BEGIN DATA EXTRACT
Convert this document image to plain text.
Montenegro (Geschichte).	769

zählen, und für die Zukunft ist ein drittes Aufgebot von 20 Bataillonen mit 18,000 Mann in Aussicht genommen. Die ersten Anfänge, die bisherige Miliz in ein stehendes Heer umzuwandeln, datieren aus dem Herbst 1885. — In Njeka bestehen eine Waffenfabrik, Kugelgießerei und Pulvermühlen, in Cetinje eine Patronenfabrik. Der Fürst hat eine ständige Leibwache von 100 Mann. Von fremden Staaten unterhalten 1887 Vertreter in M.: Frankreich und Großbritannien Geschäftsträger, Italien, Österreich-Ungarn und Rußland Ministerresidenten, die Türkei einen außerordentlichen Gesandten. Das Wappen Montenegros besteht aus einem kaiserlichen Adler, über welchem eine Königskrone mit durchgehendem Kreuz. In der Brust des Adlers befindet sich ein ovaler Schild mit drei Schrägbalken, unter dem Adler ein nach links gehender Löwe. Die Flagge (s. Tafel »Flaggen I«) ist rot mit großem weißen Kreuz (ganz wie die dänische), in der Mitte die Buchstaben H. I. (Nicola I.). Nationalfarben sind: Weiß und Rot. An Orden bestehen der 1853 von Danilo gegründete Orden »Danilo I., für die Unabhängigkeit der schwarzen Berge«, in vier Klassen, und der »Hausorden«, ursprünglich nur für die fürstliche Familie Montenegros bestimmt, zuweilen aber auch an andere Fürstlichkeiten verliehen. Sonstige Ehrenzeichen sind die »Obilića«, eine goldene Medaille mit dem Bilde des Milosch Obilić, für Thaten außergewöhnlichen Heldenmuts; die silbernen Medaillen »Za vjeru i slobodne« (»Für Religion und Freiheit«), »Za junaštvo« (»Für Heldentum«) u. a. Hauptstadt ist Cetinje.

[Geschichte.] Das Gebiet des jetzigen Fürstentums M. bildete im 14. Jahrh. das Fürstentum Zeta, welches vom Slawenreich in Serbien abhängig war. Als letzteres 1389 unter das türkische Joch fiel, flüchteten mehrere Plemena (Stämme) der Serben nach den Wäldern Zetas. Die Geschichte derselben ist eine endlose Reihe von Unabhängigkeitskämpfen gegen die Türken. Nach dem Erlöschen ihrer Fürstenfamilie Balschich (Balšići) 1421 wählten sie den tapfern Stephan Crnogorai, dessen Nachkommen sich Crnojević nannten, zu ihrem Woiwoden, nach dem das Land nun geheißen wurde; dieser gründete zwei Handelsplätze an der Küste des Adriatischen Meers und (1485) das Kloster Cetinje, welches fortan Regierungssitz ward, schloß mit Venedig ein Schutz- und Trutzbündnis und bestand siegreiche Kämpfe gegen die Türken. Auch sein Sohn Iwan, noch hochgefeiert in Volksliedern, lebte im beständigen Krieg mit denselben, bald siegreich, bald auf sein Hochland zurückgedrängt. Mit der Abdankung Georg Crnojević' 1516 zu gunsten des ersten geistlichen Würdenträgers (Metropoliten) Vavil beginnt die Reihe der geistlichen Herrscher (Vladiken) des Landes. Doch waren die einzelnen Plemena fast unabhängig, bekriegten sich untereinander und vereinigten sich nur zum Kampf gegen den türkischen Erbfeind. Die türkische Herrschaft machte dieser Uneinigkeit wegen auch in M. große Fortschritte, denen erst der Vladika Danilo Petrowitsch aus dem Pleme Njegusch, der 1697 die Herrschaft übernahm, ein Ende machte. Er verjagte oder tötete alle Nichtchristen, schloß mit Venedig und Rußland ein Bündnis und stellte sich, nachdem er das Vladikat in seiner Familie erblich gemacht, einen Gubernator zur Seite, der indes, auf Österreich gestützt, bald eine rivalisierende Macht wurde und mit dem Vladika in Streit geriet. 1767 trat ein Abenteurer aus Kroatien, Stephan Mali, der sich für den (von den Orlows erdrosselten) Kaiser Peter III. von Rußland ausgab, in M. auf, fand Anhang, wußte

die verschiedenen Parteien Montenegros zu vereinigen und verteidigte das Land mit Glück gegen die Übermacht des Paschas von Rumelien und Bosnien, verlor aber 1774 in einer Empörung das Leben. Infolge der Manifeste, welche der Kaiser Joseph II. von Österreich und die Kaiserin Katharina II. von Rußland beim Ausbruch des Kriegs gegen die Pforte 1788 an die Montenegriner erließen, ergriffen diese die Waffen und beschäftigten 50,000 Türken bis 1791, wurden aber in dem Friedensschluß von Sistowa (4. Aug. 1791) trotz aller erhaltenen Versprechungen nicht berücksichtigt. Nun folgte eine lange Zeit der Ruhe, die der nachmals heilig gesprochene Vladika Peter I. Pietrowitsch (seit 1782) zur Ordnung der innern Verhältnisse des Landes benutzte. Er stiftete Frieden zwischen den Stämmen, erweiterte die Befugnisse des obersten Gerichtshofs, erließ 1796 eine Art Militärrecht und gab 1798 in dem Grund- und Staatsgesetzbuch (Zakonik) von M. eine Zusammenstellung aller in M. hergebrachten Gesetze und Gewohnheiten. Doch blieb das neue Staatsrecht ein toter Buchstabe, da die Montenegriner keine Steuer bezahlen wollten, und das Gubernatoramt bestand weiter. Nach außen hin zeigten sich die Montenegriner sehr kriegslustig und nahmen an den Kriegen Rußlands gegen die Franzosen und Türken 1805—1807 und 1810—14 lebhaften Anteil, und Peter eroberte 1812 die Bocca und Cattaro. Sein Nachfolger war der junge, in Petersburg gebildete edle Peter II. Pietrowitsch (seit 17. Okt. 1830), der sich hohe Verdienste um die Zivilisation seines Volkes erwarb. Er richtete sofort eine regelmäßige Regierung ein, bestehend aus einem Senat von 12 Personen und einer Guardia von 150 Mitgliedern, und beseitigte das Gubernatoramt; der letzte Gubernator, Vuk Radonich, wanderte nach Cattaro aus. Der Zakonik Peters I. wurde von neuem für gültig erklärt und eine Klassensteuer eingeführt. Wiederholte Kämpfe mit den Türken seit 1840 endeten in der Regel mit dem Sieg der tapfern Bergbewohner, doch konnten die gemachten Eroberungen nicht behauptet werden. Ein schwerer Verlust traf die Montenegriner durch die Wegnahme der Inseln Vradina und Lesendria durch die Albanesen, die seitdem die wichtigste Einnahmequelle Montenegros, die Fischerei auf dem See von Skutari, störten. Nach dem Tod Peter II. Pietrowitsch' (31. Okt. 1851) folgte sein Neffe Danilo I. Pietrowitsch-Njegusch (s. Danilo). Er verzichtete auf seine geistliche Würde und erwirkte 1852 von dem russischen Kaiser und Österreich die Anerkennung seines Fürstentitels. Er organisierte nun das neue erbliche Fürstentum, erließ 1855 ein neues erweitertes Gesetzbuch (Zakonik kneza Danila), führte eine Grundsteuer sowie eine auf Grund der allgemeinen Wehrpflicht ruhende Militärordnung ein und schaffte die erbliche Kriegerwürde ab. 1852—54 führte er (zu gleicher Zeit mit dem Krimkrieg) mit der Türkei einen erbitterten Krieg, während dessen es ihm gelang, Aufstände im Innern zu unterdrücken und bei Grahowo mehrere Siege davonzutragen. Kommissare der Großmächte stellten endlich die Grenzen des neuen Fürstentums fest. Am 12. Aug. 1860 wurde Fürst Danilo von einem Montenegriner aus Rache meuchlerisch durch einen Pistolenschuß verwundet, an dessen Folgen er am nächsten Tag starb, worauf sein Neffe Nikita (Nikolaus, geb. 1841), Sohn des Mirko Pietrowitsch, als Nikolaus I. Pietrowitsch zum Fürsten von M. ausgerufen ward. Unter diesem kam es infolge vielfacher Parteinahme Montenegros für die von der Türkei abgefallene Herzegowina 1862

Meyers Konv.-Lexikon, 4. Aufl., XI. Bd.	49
END DATA EXTRACT
BEGIN DATA EXTRACT
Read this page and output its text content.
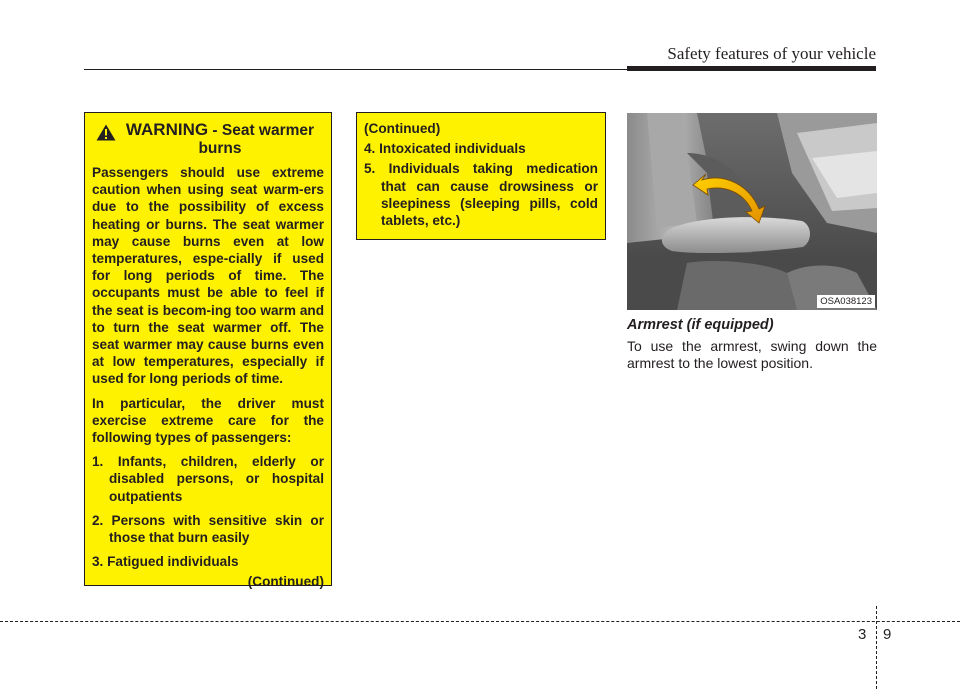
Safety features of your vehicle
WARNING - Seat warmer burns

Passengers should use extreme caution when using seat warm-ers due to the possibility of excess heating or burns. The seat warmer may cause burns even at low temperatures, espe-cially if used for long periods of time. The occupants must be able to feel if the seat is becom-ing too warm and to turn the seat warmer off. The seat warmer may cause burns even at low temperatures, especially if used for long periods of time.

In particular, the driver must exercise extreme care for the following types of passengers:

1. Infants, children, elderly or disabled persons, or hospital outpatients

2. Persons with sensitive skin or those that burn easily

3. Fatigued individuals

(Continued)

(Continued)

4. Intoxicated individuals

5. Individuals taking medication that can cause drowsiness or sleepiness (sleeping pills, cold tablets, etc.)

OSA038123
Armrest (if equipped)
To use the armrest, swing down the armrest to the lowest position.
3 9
END DATA EXTRACT
§ **WHAT IS REQUIRED**: In how many lines of the data does the string "warmer" occur? Answer with the number and nothing else.

§ **RESULT OF THE TASK**: 2